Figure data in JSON
— Begin —
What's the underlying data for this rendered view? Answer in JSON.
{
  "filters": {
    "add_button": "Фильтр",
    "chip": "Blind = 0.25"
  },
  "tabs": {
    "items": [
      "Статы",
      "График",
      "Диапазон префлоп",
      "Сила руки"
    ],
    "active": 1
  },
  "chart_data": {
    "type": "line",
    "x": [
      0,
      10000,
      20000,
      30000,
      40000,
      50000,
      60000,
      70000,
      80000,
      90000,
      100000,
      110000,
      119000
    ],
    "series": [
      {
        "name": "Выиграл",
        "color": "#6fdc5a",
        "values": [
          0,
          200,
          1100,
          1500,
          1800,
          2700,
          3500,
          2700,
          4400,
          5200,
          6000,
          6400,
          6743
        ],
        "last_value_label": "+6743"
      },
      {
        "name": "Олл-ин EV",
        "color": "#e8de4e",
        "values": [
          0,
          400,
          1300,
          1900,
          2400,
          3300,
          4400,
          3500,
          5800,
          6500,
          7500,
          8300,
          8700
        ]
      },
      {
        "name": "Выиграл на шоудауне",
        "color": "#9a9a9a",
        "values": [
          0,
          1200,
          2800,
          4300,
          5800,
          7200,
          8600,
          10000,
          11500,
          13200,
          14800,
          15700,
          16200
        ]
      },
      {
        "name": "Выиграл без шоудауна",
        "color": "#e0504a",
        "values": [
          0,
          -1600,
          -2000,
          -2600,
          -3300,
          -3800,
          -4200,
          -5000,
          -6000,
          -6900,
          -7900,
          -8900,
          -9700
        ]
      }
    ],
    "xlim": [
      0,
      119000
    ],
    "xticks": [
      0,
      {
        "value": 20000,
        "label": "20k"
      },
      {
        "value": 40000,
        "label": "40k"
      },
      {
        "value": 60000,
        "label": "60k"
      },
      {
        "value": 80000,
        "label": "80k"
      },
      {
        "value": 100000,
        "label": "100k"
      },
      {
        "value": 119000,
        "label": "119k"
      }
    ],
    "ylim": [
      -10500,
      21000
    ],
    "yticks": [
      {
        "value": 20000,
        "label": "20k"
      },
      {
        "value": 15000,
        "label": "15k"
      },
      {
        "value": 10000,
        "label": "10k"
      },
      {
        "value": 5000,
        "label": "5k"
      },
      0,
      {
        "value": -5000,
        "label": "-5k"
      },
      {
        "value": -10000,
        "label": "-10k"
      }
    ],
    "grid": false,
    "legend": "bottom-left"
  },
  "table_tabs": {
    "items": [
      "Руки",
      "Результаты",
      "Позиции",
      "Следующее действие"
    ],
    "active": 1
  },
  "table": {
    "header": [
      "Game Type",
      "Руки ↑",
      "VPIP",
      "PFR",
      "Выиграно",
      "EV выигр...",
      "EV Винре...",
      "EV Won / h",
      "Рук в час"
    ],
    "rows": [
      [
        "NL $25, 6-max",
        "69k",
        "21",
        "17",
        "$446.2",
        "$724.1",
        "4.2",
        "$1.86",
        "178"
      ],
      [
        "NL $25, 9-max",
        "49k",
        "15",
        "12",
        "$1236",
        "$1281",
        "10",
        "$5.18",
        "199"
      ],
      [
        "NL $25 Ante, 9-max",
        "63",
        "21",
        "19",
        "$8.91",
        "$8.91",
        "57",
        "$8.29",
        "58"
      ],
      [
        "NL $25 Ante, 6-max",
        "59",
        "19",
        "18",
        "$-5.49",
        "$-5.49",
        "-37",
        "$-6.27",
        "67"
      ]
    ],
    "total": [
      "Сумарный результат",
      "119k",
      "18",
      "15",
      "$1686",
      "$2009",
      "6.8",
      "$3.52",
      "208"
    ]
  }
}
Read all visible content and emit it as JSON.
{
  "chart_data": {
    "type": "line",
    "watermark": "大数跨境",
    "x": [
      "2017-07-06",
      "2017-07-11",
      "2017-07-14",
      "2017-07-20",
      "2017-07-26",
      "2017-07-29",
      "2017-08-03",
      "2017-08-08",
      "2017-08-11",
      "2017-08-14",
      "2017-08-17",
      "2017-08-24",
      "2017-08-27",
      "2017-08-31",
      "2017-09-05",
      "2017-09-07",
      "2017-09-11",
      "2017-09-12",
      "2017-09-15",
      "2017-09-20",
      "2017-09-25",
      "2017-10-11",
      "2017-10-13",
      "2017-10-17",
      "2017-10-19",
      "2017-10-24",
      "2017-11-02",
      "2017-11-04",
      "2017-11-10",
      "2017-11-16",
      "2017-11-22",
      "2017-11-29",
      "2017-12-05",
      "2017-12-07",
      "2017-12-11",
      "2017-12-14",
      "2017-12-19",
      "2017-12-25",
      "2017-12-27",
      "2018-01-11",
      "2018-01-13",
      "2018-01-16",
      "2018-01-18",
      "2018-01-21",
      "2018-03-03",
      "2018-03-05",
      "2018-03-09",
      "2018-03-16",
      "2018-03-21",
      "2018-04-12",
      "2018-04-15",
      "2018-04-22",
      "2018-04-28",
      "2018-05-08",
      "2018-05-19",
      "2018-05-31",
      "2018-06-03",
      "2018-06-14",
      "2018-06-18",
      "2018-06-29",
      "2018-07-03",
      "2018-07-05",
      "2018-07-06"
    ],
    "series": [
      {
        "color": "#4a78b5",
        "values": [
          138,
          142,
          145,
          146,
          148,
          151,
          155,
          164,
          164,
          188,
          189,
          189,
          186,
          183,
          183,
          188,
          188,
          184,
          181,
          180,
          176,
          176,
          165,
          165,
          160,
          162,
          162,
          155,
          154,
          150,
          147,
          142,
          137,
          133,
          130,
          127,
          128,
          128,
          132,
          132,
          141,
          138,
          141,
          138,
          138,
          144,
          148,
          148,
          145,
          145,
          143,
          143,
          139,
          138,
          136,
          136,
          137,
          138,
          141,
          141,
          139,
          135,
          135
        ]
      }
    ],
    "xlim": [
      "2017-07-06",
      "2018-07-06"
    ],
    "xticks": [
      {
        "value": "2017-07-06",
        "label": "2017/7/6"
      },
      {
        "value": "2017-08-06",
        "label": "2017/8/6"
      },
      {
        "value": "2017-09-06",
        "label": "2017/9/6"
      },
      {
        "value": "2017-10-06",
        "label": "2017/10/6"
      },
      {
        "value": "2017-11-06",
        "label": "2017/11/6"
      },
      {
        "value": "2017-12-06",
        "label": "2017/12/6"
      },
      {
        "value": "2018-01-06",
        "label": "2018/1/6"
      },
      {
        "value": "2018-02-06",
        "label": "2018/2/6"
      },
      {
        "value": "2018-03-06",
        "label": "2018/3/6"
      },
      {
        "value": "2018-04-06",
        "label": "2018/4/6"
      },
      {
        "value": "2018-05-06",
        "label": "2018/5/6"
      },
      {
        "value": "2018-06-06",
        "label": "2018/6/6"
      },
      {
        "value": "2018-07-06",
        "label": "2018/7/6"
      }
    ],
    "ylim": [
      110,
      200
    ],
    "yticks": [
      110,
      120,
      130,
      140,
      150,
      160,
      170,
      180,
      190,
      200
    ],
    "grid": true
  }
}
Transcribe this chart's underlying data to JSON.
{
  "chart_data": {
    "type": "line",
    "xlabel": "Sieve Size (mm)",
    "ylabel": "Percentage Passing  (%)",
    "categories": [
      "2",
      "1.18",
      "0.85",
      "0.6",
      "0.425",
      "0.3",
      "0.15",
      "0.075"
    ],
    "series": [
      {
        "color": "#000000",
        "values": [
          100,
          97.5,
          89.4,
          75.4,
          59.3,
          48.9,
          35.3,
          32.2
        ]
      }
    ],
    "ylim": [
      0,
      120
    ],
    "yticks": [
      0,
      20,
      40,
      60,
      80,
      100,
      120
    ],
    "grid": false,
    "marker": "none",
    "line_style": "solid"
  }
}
— End —
— Begin —
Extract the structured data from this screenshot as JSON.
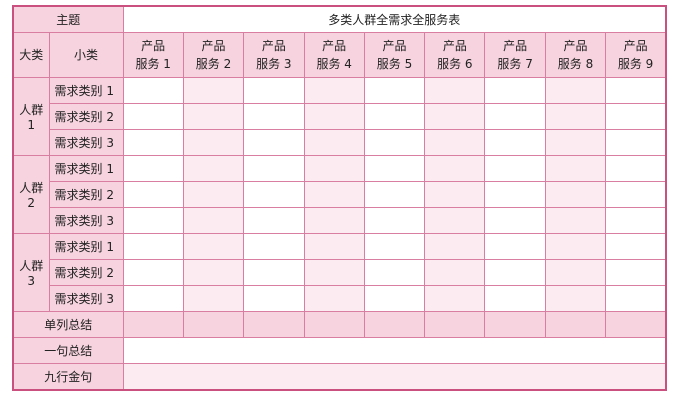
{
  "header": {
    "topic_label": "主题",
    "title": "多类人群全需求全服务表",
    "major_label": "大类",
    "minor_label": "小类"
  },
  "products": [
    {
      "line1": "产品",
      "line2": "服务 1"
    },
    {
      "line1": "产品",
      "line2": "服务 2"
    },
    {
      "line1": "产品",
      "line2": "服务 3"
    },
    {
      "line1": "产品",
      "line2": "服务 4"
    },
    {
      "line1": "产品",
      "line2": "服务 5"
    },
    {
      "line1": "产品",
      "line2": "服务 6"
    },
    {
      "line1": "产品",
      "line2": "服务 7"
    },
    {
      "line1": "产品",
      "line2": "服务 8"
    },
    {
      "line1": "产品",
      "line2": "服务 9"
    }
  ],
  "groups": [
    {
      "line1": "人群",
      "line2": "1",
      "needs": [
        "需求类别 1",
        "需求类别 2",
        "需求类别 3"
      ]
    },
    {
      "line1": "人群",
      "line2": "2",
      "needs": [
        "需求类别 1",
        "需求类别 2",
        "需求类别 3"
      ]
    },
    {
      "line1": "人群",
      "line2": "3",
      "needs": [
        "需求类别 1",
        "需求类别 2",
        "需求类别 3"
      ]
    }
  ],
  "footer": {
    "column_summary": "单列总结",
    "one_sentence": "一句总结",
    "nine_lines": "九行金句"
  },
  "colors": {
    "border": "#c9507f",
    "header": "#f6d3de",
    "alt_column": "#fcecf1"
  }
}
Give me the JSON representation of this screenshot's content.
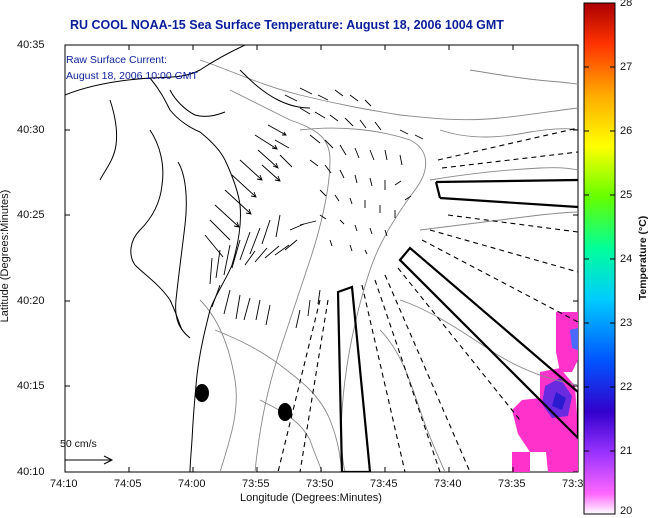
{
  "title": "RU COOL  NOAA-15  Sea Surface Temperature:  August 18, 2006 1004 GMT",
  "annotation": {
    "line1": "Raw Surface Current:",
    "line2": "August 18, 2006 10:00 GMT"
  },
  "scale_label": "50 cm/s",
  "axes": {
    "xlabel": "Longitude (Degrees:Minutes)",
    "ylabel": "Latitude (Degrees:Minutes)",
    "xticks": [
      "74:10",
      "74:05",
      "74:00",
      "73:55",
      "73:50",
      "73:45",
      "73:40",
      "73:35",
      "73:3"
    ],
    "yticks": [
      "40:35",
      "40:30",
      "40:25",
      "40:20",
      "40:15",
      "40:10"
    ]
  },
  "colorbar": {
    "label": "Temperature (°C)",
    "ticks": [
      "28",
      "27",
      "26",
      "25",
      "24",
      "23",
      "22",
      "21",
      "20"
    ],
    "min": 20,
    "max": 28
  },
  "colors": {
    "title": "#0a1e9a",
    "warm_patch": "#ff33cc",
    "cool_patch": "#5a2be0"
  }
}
— End —
WHAT YOU SHOULD DO: Search the entries for the word "August", then gather every line that has it.

SOLUTION:
  "title": "RU COOL  NOAA-15  Sea Surface Temperature:  August 18, 2006 1004 GMT",
    "line2": "August 18, 2006 10:00 GMT"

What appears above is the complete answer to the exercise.